**Excerpted records**
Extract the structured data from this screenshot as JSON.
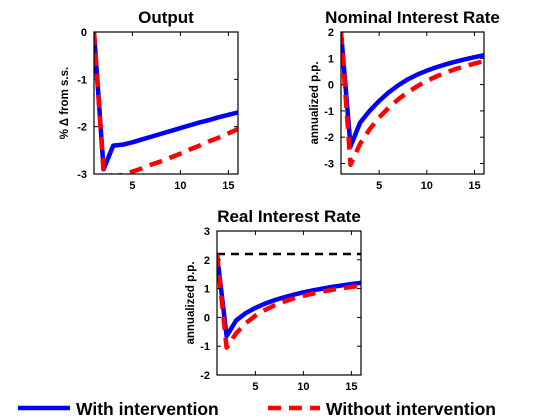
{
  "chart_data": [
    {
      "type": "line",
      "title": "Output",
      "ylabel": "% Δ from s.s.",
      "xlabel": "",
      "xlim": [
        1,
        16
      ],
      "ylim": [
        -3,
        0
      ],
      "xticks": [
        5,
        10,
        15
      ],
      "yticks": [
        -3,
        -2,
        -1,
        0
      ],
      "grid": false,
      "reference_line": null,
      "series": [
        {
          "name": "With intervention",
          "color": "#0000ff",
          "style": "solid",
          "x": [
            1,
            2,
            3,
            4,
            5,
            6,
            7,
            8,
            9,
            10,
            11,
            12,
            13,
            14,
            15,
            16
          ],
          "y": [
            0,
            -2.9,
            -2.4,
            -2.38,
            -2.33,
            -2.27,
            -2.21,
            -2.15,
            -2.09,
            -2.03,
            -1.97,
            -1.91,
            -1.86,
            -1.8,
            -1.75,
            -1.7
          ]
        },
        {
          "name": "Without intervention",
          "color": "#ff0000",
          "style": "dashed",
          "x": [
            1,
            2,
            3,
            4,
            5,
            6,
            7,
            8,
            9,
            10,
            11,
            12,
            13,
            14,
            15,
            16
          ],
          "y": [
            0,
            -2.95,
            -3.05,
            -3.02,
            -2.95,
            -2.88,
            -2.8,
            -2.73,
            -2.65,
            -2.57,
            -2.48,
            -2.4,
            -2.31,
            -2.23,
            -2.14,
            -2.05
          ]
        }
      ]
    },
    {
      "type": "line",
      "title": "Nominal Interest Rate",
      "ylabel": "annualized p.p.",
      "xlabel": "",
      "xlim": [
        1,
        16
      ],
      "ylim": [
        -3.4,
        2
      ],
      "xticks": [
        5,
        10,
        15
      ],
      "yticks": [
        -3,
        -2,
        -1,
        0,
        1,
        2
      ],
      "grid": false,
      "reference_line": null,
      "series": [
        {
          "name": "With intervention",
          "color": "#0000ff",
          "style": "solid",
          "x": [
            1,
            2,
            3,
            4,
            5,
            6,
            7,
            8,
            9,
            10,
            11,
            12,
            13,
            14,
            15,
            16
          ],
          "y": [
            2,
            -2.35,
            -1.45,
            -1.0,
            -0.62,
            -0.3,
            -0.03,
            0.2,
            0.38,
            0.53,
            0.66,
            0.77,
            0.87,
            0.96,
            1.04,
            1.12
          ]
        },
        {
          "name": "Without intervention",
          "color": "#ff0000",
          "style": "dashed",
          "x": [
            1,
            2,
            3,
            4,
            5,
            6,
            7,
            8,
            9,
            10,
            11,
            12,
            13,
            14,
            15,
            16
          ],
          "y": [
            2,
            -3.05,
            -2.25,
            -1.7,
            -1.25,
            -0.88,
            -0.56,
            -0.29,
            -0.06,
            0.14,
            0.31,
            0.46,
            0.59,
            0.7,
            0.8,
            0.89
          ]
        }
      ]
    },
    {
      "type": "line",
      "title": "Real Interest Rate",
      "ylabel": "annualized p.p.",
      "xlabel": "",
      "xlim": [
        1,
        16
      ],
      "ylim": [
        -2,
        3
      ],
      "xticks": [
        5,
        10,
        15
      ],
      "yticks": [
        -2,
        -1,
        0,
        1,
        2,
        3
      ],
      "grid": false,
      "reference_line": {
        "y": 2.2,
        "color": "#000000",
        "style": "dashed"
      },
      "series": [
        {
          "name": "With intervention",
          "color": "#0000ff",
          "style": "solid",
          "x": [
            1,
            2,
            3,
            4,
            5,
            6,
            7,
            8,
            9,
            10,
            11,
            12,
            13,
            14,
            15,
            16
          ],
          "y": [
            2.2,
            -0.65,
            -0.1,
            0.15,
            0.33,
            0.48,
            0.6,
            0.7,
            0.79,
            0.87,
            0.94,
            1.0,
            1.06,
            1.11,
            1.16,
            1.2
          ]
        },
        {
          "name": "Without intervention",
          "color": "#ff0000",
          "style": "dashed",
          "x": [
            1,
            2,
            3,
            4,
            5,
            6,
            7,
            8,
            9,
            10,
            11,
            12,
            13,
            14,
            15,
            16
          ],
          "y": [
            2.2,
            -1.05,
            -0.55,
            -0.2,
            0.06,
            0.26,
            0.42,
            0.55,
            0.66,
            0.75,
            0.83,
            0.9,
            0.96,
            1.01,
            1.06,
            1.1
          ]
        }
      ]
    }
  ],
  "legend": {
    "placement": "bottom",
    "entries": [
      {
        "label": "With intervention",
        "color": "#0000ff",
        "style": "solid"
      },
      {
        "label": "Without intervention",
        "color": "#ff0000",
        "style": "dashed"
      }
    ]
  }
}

**Your objective**
Copy out all the data exactly; skip the pictures.

**Result of the exercise**
Extract the structured data from this screenshot as JSON.
{
  "chart_data": [
    {
      "type": "line",
      "title": "Output",
      "ylabel": "% Δ from s.s.",
      "xlabel": "",
      "xlim": [
        1,
        16
      ],
      "ylim": [
        -3,
        0
      ],
      "xticks": [
        5,
        10,
        15
      ],
      "yticks": [
        -3,
        -2,
        -1,
        0
      ],
      "grid": false,
      "reference_line": null,
      "series": [
        {
          "name": "With intervention",
          "color": "#0000ff",
          "style": "solid",
          "x": [
            1,
            2,
            3,
            4,
            5,
            6,
            7,
            8,
            9,
            10,
            11,
            12,
            13,
            14,
            15,
            16
          ],
          "y": [
            0,
            -2.9,
            -2.4,
            -2.38,
            -2.33,
            -2.27,
            -2.21,
            -2.15,
            -2.09,
            -2.03,
            -1.97,
            -1.91,
            -1.86,
            -1.8,
            -1.75,
            -1.7
          ]
        },
        {
          "name": "Without intervention",
          "color": "#ff0000",
          "style": "dashed",
          "x": [
            1,
            2,
            3,
            4,
            5,
            6,
            7,
            8,
            9,
            10,
            11,
            12,
            13,
            14,
            15,
            16
          ],
          "y": [
            0,
            -2.95,
            -3.05,
            -3.02,
            -2.95,
            -2.88,
            -2.8,
            -2.73,
            -2.65,
            -2.57,
            -2.48,
            -2.4,
            -2.31,
            -2.23,
            -2.14,
            -2.05
          ]
        }
      ]
    },
    {
      "type": "line",
      "title": "Nominal Interest Rate",
      "ylabel": "annualized p.p.",
      "xlabel": "",
      "xlim": [
        1,
        16
      ],
      "ylim": [
        -3.4,
        2
      ],
      "xticks": [
        5,
        10,
        15
      ],
      "yticks": [
        -3,
        -2,
        -1,
        0,
        1,
        2
      ],
      "grid": false,
      "reference_line": null,
      "series": [
        {
          "name": "With intervention",
          "color": "#0000ff",
          "style": "solid",
          "x": [
            1,
            2,
            3,
            4,
            5,
            6,
            7,
            8,
            9,
            10,
            11,
            12,
            13,
            14,
            15,
            16
          ],
          "y": [
            2,
            -2.35,
            -1.45,
            -1.0,
            -0.62,
            -0.3,
            -0.03,
            0.2,
            0.38,
            0.53,
            0.66,
            0.77,
            0.87,
            0.96,
            1.04,
            1.12
          ]
        },
        {
          "name": "Without intervention",
          "color": "#ff0000",
          "style": "dashed",
          "x": [
            1,
            2,
            3,
            4,
            5,
            6,
            7,
            8,
            9,
            10,
            11,
            12,
            13,
            14,
            15,
            16
          ],
          "y": [
            2,
            -3.05,
            -2.25,
            -1.7,
            -1.25,
            -0.88,
            -0.56,
            -0.29,
            -0.06,
            0.14,
            0.31,
            0.46,
            0.59,
            0.7,
            0.8,
            0.89
          ]
        }
      ]
    },
    {
      "type": "line",
      "title": "Real Interest Rate",
      "ylabel": "annualized p.p.",
      "xlabel": "",
      "xlim": [
        1,
        16
      ],
      "ylim": [
        -2,
        3
      ],
      "xticks": [
        5,
        10,
        15
      ],
      "yticks": [
        -2,
        -1,
        0,
        1,
        2,
        3
      ],
      "grid": false,
      "reference_line": {
        "y": 2.2,
        "color": "#000000",
        "style": "dashed"
      },
      "series": [
        {
          "name": "With intervention",
          "color": "#0000ff",
          "style": "solid",
          "x": [
            1,
            2,
            3,
            4,
            5,
            6,
            7,
            8,
            9,
            10,
            11,
            12,
            13,
            14,
            15,
            16
          ],
          "y": [
            2.2,
            -0.65,
            -0.1,
            0.15,
            0.33,
            0.48,
            0.6,
            0.7,
            0.79,
            0.87,
            0.94,
            1.0,
            1.06,
            1.11,
            1.16,
            1.2
          ]
        },
        {
          "name": "Without intervention",
          "color": "#ff0000",
          "style": "dashed",
          "x": [
            1,
            2,
            3,
            4,
            5,
            6,
            7,
            8,
            9,
            10,
            11,
            12,
            13,
            14,
            15,
            16
          ],
          "y": [
            2.2,
            -1.05,
            -0.55,
            -0.2,
            0.06,
            0.26,
            0.42,
            0.55,
            0.66,
            0.75,
            0.83,
            0.9,
            0.96,
            1.01,
            1.06,
            1.1
          ]
        }
      ]
    }
  ],
  "legend": {
    "placement": "bottom",
    "entries": [
      {
        "label": "With intervention",
        "color": "#0000ff",
        "style": "solid"
      },
      {
        "label": "Without intervention",
        "color": "#ff0000",
        "style": "dashed"
      }
    ]
  }
}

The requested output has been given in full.